Text segment »
## begin

This week's Daily Record column is entitled "States pass laws that ban requesting passwords."
A pdf of the article can be found here and my past Daily Record articles can be accessed here.
States pass laws that ban requesting passwords
Last summer I wrote about a new and disturbing practice utilized by many employers: requesting social media passwords from new job applicants. Although this particular trend has been most evident amongst law enforcement agencies, other professions have jumped on the bandwagon as well, and, accordingly, many have raised concerns about this new practice.
As I explained last summer, I believe the practice is problematic because it arguably violates the privacy of not only the potential employees, but also of innocent third parties with whom they have communicated using social media sites.
Oftentimes, when people interact on social media sites, the communications are made with the understanding that only the intended recipients will have access to the message. This is because many social media users prefer to keep their personal information private, so they make a conscious decision to limit public access to their social media profiles in order to enhance their levels of privacy.

## end

Exercises »
(A) Condense the paragraph of the password column that begins "Last summer I wrote about" into a short bulleted list that keeps its main facts.
(B) Write the next part of the column on employers requesting social media passwords, starting right after its final sentence.

Recorded data »
## begin

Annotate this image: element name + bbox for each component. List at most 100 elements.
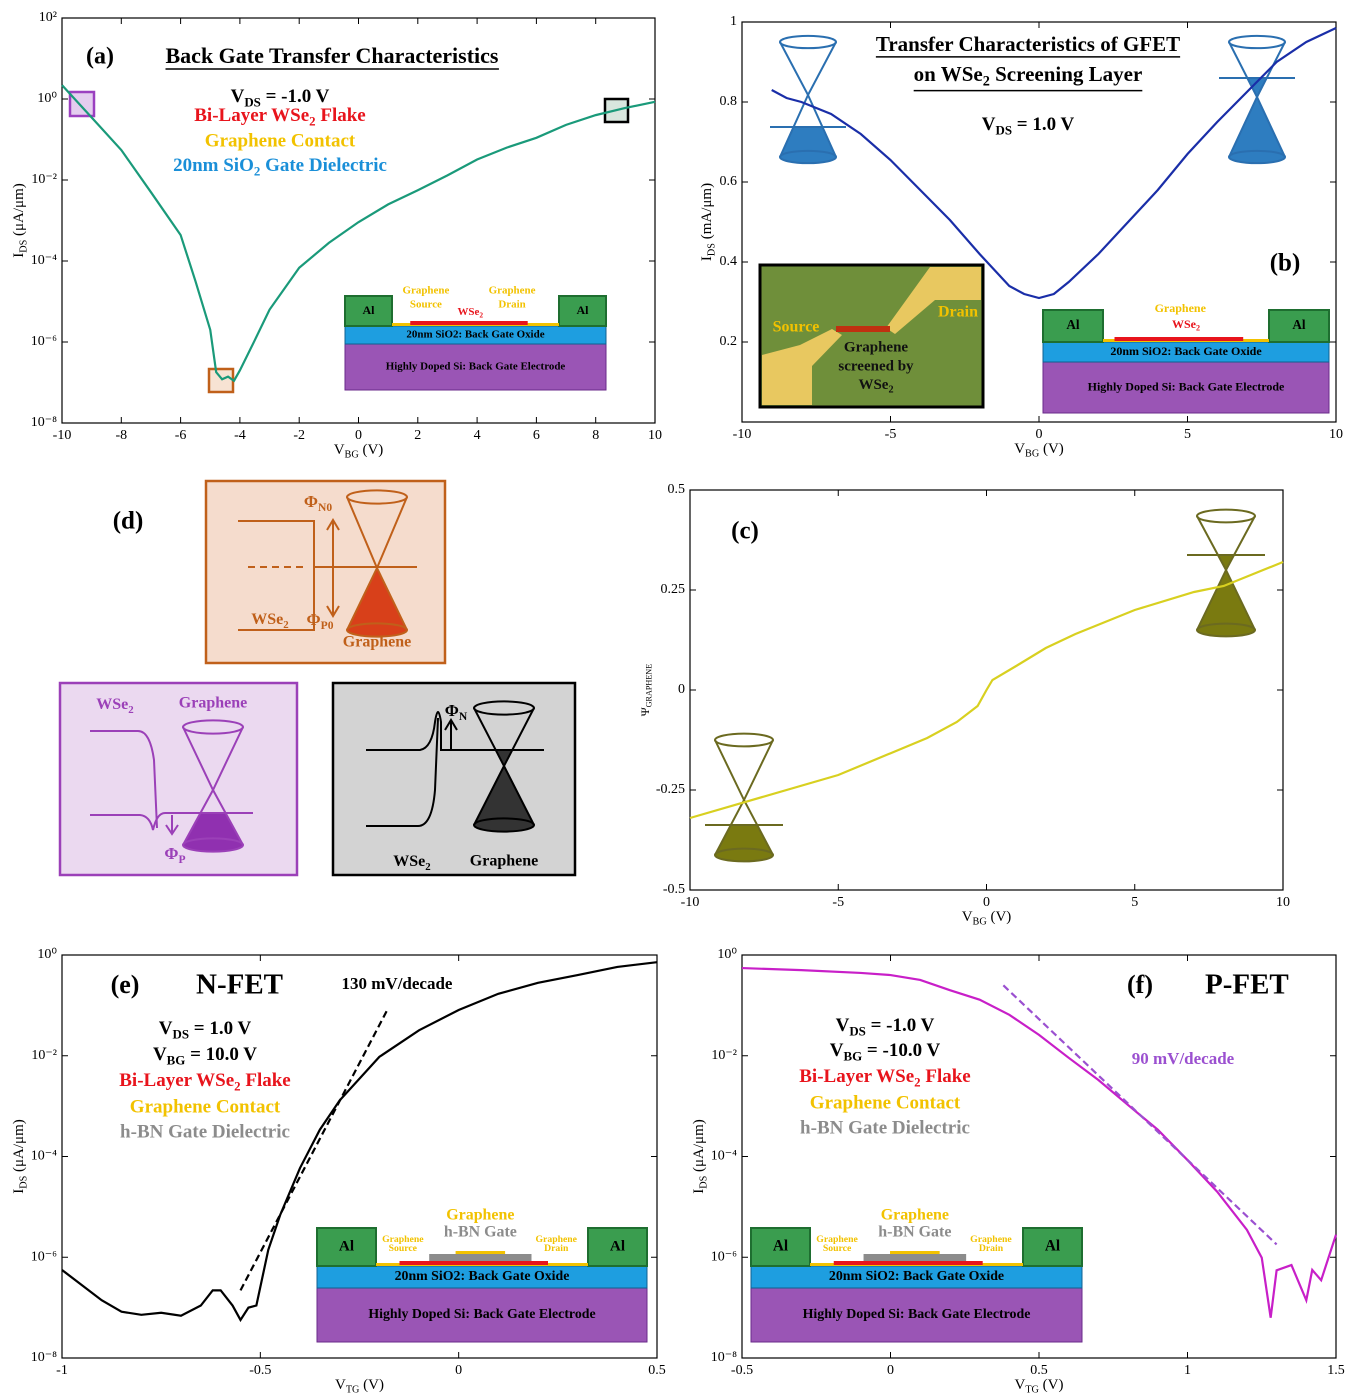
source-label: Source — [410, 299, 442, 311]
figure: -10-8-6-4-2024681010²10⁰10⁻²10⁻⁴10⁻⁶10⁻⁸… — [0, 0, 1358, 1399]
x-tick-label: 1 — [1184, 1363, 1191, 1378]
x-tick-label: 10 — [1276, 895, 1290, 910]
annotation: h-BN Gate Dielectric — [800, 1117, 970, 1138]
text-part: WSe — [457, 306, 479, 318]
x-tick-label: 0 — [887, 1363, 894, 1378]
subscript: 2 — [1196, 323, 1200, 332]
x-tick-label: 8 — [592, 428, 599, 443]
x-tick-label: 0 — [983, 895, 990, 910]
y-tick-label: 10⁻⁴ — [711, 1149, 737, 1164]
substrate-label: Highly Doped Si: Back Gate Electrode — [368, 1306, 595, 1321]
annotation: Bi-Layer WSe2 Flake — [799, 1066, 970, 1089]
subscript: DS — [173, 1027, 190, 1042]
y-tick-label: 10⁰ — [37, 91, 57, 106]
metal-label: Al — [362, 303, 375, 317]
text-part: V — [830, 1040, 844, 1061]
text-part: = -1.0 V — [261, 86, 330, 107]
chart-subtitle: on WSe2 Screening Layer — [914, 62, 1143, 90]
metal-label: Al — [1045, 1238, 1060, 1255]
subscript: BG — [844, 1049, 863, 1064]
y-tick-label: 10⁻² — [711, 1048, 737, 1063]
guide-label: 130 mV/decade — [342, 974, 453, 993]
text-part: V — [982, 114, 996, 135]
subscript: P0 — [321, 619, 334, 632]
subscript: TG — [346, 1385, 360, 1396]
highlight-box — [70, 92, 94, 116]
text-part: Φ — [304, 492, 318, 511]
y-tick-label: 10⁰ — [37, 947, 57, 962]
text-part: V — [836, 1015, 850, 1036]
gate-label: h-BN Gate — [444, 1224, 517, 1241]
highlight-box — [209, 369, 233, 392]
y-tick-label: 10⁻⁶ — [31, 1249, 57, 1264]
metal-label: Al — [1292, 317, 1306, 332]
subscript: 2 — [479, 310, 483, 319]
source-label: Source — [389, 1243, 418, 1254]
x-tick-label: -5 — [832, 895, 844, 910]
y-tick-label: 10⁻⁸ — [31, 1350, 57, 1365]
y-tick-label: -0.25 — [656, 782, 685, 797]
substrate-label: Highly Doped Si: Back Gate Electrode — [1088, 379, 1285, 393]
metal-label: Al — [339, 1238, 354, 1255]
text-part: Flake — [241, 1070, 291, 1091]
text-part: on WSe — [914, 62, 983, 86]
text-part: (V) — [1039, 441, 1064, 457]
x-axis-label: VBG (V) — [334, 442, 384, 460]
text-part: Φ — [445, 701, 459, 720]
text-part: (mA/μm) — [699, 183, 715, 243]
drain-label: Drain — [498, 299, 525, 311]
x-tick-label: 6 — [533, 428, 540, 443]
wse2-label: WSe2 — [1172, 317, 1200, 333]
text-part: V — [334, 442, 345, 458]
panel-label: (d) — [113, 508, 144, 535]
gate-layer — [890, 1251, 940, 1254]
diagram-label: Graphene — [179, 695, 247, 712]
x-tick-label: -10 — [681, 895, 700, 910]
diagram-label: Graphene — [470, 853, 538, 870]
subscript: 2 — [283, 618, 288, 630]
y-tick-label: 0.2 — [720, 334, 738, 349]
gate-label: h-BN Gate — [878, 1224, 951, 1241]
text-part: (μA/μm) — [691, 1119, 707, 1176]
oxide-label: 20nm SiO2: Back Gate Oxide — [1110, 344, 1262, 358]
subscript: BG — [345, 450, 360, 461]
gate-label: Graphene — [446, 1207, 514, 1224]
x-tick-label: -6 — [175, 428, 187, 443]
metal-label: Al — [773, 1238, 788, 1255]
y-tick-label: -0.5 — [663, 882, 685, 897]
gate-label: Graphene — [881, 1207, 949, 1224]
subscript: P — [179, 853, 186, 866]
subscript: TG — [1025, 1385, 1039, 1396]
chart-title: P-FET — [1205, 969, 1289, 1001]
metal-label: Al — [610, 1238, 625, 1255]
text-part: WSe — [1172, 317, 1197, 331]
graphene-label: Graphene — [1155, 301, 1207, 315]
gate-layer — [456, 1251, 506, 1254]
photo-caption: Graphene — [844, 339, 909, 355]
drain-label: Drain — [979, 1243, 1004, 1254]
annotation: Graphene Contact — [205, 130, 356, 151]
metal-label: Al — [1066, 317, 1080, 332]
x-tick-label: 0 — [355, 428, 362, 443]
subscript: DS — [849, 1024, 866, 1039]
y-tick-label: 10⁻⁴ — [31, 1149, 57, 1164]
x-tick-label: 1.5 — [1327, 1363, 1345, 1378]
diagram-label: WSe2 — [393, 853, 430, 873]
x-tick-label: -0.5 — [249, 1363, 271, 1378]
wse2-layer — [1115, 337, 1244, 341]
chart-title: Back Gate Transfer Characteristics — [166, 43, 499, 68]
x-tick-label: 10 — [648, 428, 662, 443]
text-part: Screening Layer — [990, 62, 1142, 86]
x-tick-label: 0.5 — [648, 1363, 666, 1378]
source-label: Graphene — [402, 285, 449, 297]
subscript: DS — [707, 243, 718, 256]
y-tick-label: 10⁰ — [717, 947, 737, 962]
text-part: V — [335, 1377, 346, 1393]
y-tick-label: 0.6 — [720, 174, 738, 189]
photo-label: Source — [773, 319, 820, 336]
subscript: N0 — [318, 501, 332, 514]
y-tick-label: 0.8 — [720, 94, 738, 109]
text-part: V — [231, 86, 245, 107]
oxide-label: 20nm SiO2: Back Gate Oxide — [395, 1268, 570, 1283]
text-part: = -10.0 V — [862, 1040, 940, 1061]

## end

Task-by-task answers »
(A)
- Last summer the author wrote about a new, disturbing employer practice: requesting social media passwords from new job applicants.
- The trend has been most evident among law enforcement agencies.
- Other professions have adopted it as well.
- Many people have raised concerns about it.

(B)
By obtaining social media passwords, employers can bypass these privacy settings and access all electronic communications related to the profiles, regardless of the privacy settings in place.
My biggest concern regarding this practice is that even if the job applicants agree to allow hiring agencies access to their social media profile passwords, their “friends” most certainly have not. Therefore, policies of this type should be terminated since they infringe upon the privacy rights of innocent, unsuspecting third parties who happen to be friends with, and correspond with, job applicants.
Since I last addressed this issue, this questionable practice has become even more commonplace, with employers requesting social media passwords from both new applicants and current employees. Fortunately, I’m not the only one offended by this troubling new trend.
In recent months, two different bills prohibiting this practice have been introduced in Congress, although neither has yet been voted on. And, two states have enacted laws that prohibit employers from obtaining social media passwords from job applicants and employees.
Maryland and Delaware were the first states to pass a law of this type, followed by Illinois, which passed a similar law last month. The new Illinois law will be effective on Jan. 1, 2013.
When signing the bill, Illinois Gov. Pat Quinn explained the rationale behind the prohibition: “Members of the workforce should not be punished for information their employers don’t legally have the right to have. As use of social media continues to expand, this new law will protect workers and their right to personal privacy.”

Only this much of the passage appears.